▶ What is asked: Locate every line that holds the string "color" and copy it.

- - -

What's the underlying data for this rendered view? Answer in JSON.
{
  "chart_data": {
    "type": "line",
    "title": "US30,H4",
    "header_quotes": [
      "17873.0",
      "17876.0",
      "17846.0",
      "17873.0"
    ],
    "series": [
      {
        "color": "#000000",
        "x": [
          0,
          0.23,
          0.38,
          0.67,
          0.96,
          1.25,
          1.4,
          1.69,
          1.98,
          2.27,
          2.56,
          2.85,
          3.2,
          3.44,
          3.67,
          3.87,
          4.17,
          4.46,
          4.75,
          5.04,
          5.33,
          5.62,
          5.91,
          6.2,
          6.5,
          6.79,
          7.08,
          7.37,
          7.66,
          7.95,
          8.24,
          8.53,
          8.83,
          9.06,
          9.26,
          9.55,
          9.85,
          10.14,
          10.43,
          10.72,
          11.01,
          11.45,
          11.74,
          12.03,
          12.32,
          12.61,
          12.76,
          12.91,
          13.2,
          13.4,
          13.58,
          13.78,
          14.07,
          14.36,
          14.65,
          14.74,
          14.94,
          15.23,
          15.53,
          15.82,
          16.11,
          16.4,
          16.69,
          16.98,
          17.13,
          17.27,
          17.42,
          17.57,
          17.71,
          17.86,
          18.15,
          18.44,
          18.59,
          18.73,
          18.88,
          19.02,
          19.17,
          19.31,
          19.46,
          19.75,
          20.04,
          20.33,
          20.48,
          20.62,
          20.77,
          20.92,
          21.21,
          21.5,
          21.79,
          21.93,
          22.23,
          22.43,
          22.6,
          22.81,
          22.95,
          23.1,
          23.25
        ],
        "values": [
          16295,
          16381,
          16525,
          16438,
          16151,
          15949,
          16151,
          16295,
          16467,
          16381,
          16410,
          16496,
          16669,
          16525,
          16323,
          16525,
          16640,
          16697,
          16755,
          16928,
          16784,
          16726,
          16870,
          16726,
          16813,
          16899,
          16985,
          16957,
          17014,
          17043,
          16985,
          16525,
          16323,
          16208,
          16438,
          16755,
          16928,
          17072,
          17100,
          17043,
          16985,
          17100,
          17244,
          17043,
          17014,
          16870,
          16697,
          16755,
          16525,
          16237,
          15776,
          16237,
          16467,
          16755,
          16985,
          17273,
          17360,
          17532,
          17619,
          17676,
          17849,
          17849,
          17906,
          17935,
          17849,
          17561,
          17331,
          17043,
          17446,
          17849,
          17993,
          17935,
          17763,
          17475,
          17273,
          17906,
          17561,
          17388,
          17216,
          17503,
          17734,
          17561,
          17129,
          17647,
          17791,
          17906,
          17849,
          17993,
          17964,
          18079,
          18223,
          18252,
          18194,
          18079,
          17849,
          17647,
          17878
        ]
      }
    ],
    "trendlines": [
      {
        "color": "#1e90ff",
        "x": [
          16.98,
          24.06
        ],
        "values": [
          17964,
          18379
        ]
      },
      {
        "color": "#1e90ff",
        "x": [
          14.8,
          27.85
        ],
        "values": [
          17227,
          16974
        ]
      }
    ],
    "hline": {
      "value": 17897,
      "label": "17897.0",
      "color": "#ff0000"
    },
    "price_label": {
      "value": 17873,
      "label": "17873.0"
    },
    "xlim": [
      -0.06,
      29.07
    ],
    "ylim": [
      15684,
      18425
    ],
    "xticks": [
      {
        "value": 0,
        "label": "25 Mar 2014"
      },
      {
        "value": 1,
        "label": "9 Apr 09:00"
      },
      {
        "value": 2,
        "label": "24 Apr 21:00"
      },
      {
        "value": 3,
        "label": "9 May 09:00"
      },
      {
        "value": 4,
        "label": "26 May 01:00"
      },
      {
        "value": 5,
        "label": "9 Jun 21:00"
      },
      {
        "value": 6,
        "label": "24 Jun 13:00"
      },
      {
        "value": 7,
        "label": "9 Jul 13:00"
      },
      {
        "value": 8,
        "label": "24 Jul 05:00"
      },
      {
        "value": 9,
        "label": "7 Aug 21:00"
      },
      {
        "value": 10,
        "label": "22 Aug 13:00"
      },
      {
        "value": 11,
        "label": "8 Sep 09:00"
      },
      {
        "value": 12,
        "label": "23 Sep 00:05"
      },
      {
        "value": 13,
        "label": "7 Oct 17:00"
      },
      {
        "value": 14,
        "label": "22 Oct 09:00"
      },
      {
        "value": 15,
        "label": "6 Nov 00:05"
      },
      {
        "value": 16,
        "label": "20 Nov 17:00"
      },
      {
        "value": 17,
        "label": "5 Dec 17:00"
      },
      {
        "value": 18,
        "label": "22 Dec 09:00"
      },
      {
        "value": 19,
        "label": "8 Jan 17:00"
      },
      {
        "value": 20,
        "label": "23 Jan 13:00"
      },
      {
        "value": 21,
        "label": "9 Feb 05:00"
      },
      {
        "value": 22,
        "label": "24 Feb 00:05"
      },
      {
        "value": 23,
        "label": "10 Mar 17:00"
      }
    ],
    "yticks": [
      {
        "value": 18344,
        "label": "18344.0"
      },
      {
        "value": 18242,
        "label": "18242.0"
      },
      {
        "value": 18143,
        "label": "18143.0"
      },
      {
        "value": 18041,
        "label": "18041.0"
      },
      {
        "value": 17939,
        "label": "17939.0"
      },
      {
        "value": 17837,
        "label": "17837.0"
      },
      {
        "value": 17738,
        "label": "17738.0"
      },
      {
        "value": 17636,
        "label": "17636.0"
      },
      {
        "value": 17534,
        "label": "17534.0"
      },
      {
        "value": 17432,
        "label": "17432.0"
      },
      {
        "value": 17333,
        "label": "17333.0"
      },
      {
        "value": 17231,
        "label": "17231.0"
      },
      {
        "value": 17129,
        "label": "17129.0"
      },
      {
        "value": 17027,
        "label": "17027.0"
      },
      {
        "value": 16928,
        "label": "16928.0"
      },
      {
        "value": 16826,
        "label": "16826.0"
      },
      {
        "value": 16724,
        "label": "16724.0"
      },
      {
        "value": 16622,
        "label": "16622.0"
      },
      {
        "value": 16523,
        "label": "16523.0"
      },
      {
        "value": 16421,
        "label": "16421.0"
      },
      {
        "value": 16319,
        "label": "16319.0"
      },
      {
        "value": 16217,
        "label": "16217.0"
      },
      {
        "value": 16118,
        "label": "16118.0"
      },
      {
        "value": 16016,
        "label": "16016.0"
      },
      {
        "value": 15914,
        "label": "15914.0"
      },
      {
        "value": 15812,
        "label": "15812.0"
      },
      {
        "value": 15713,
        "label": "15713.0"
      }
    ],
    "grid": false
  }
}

- - -

▶ Expected answer:
        "color": "#000000",
        "color": "#1e90ff",
        "color": "#1e90ff",
      "color": "#ff0000"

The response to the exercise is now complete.